» AIM
Below are the records; reproduce all of them exactly but without any images.

» THE RECORDS
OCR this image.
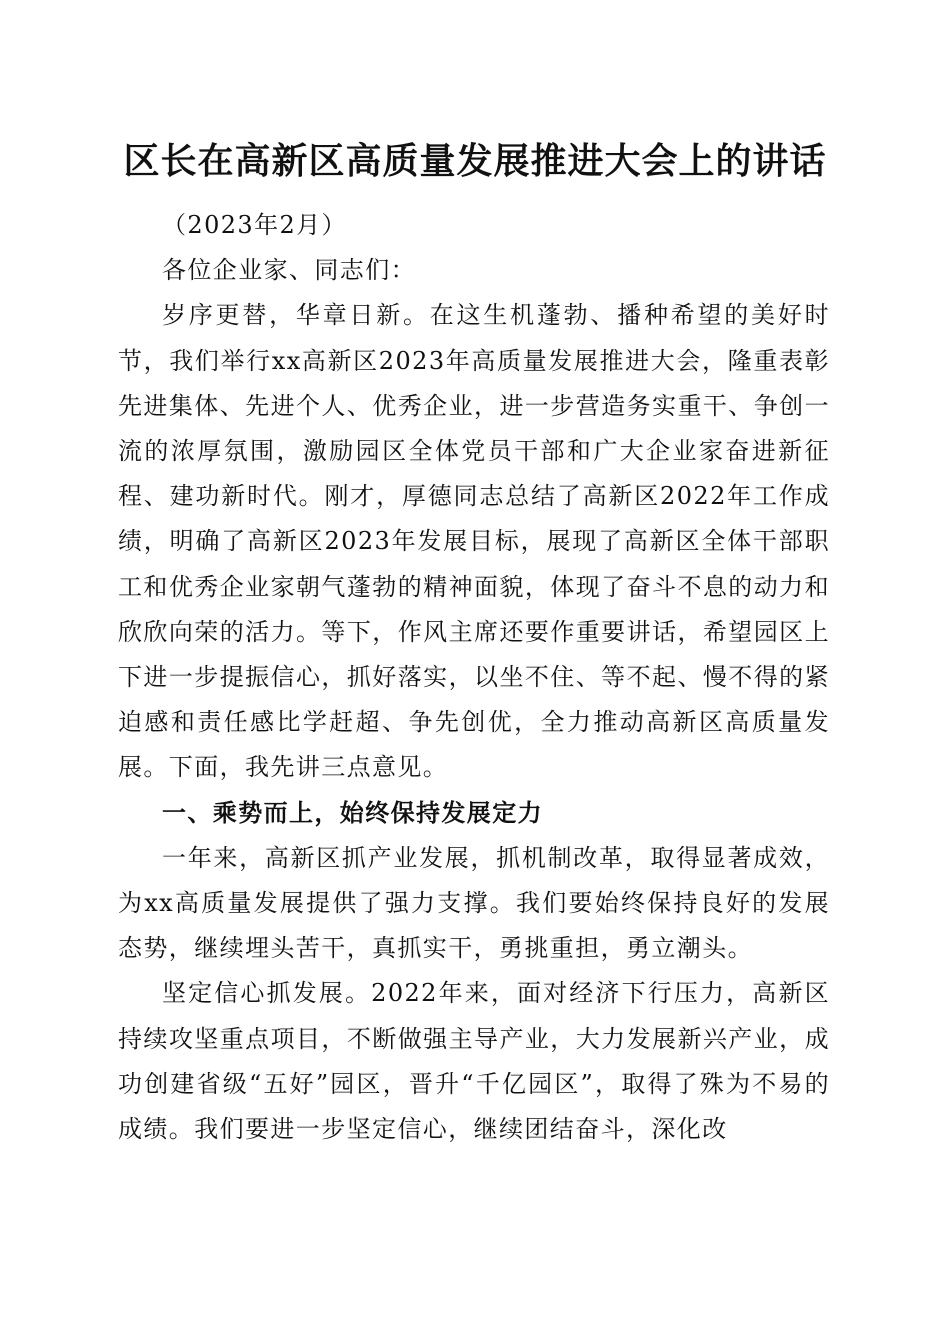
区长在高新区高质量发展推进大会上的讲话

（2023年2月）

各位企业家、同志们：

岁序更替，华章日新。在这生机蓬勃、播种希望的美好时节，我们举行xx高新区2023年高质量发展推进大会，隆重表彰先进集体、先进个人、优秀企业，进一步营造务实重干、争创一流的浓厚氛围，激励园区全体党员干部和广大企业家奋进新征程、建功新时代。刚才，厚德同志总结了高新区2022年工作成绩，明确了高新区2023年发展目标，展现了高新区全体干部职工和优秀企业家朝气蓬勃的精神面貌，体现了奋斗不息的动力和欣欣向荣的活力。等下，作风主席还要作重要讲话，希望园区上下进一步提振信心，抓好落实，以坐不住、等不起、慢不得的紧迫感和责任感比学赶超、争先创优，全力推动高新区高质量发展。下面，我先讲三点意见。

一、乘势而上，始终保持发展定力

一年来，高新区抓产业发展，抓机制改革，取得显著成效，为xx高质量发展提供了强力支撑。我们要始终保持良好的发展态势，继续埋头苦干，真抓实干，勇挑重担，勇立潮头。

坚定信心抓发展。2022年来，面对经济下行压力，高新区持续攻坚重点项目，不断做强主导产业，大力发展新兴产业，成功创建省级“五好”园区，晋升“千亿园区”，取得了殊为不易的成绩。我们要进一步坚定信心，继续团结奋斗，深化改
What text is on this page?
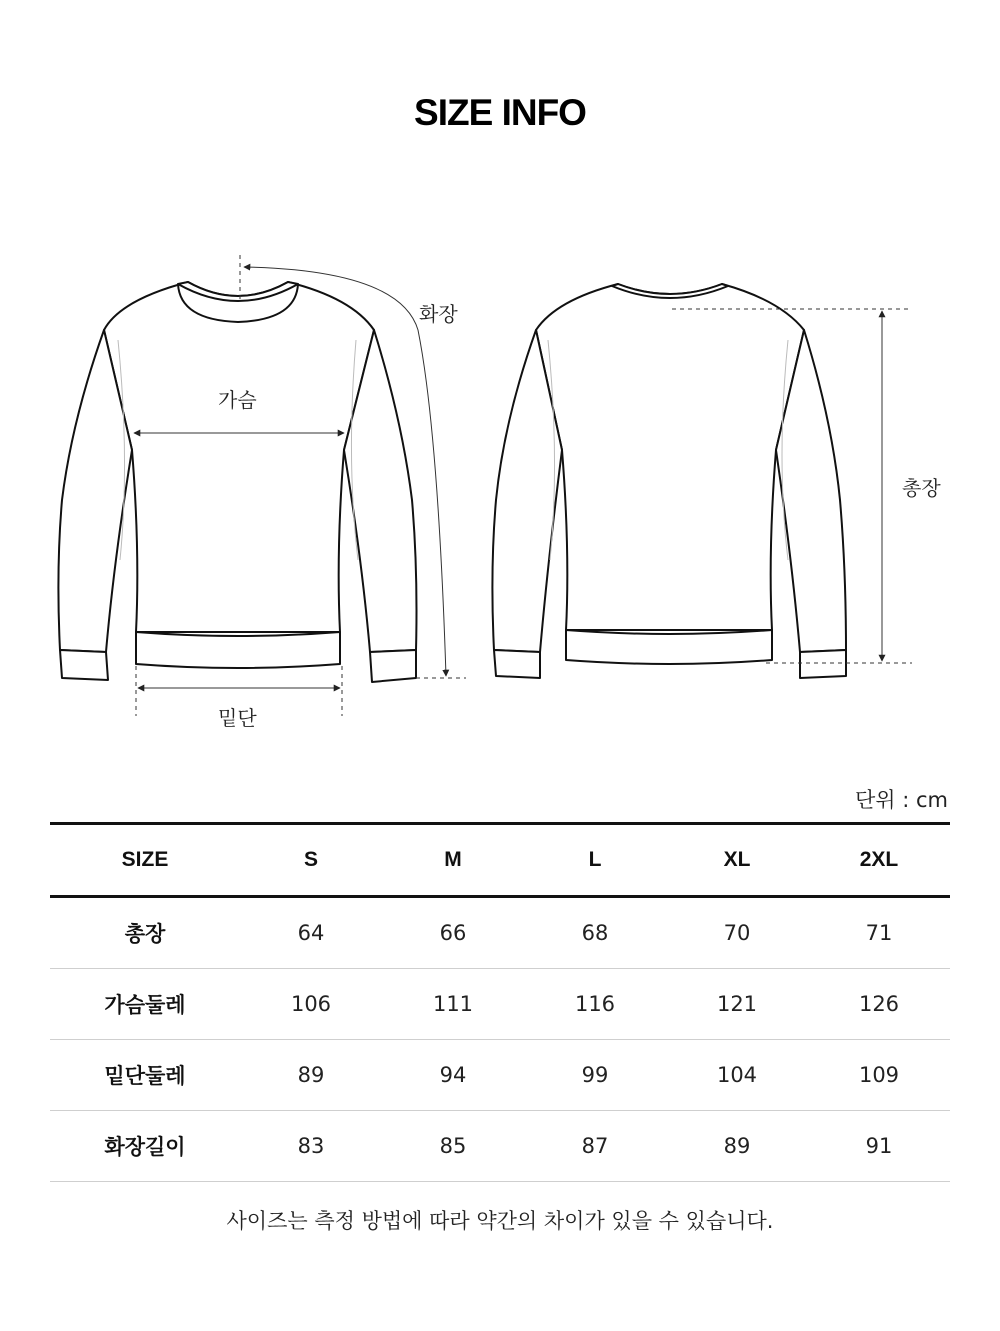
SIZE INFO
화장
가슴
밑단
총장
단위 : cm
SIZE	S	M	L	XL	2XL
총장	64	66	68	70	71
가슴둘레	106	111	116	121	126
밑단둘레	89	94	99	104	109
화장길이	83	85	87	89	91
사이즈는 측정 방법에 따라 약간의 차이가 있을 수 있습니다.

» COMPLETE OUTPUT
OCR this image.
区长在高新区高质量发展推进大会上的讲话

（2023年2月）

各位企业家、同志们：

岁序更替，华章日新。在这生机蓬勃、播种希望的美好时节，我们举行xx高新区2023年高质量发展推进大会，隆重表彰先进集体、先进个人、优秀企业，进一步营造务实重干、争创一流的浓厚氛围，激励园区全体党员干部和广大企业家奋进新征程、建功新时代。刚才，厚德同志总结了高新区2022年工作成绩，明确了高新区2023年发展目标，展现了高新区全体干部职工和优秀企业家朝气蓬勃的精神面貌，体现了奋斗不息的动力和欣欣向荣的活力。等下，作风主席还要作重要讲话，希望园区上下进一步提振信心，抓好落实，以坐不住、等不起、慢不得的紧迫感和责任感比学赶超、争先创优，全力推动高新区高质量发展。下面，我先讲三点意见。

一、乘势而上，始终保持发展定力

一年来，高新区抓产业发展，抓机制改革，取得显著成效，为xx高质量发展提供了强力支撑。我们要始终保持良好的发展态势，继续埋头苦干，真抓实干，勇挑重担，勇立潮头。

坚定信心抓发展。2022年来，面对经济下行压力，高新区持续攻坚重点项目，不断做强主导产业，大力发展新兴产业，成功创建省级“五好”园区，晋升“千亿园区”，取得了殊为不易的成绩。我们要进一步坚定信心，继续团结奋斗，深化改
What text is on this page?
SIZE INFO
화장
가슴
밑단
총장
단위 : cm
SIZE	S	M	L	XL	2XL
총장	64	66	68	70	71
가슴둘레	106	111	116	121	126
밑단둘레	89	94	99	104	109
화장길이	83	85	87	89	91
사이즈는 측정 방법에 따라 약간의 차이가 있을 수 있습니다.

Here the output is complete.